━━ RECORDS FOR THIS EXERCISE
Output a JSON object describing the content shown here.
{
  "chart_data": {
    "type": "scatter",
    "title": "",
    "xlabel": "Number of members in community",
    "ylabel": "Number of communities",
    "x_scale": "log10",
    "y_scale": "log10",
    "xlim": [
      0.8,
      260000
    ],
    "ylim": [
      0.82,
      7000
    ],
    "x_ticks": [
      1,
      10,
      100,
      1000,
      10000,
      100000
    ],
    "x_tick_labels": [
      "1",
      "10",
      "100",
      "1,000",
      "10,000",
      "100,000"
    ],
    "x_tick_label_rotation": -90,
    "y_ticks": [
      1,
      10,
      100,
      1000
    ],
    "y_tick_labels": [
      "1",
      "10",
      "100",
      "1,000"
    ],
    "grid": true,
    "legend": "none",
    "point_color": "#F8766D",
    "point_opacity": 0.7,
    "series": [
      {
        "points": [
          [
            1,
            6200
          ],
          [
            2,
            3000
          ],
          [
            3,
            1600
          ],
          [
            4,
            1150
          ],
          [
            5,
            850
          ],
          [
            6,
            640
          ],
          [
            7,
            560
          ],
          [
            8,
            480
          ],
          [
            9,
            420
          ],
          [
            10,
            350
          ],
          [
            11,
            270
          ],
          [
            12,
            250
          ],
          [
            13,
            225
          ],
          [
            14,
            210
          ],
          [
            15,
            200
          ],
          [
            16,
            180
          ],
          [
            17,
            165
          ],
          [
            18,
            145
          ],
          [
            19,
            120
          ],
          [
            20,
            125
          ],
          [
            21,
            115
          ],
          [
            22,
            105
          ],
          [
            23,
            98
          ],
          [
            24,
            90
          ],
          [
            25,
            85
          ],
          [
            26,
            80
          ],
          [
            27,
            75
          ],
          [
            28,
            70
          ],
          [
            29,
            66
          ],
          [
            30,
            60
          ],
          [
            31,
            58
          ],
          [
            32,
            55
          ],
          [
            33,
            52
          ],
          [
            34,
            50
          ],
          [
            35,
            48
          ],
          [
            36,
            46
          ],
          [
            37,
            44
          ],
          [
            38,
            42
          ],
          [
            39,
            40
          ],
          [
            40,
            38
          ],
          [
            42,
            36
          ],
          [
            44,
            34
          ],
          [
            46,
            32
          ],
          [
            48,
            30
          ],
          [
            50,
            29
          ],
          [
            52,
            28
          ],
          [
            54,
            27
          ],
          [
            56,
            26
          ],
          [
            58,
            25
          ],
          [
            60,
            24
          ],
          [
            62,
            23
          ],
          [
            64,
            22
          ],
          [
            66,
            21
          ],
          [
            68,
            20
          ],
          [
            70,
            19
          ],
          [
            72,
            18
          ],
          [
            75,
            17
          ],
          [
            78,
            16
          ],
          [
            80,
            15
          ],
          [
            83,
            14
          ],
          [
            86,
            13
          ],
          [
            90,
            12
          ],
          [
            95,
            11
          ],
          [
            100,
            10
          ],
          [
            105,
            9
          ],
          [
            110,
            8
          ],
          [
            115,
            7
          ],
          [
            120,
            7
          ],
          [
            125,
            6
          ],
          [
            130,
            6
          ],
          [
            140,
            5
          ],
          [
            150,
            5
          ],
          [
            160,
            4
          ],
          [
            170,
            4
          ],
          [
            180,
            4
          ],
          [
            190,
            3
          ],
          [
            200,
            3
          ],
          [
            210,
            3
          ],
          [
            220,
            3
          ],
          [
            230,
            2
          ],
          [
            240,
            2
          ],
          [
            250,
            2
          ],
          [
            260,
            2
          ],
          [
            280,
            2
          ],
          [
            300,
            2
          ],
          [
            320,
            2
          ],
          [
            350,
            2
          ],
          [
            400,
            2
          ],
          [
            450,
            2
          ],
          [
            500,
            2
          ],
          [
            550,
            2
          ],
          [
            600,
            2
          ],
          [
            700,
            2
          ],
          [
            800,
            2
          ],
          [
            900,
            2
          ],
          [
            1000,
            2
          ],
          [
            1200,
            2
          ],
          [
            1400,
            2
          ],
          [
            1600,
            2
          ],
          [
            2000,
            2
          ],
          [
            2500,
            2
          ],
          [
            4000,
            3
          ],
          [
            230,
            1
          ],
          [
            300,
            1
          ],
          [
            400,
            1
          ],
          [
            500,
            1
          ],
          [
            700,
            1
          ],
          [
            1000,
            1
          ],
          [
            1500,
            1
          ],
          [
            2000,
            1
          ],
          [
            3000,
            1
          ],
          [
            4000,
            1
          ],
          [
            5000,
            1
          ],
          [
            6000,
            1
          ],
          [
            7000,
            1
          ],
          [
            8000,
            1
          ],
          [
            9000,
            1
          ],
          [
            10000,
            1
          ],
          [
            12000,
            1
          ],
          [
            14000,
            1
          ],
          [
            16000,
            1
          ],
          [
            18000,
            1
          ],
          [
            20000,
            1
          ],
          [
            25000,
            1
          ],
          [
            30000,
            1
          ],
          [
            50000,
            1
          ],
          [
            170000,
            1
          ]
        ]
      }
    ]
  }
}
━━━━
*EXERCISE REQUIREMENTS*. Filter the records above for "Number" and copy every matching line.

*RIGHT ANSWER*.
    "xlabel": "Number of members in community",
    "ylabel": "Number of communities",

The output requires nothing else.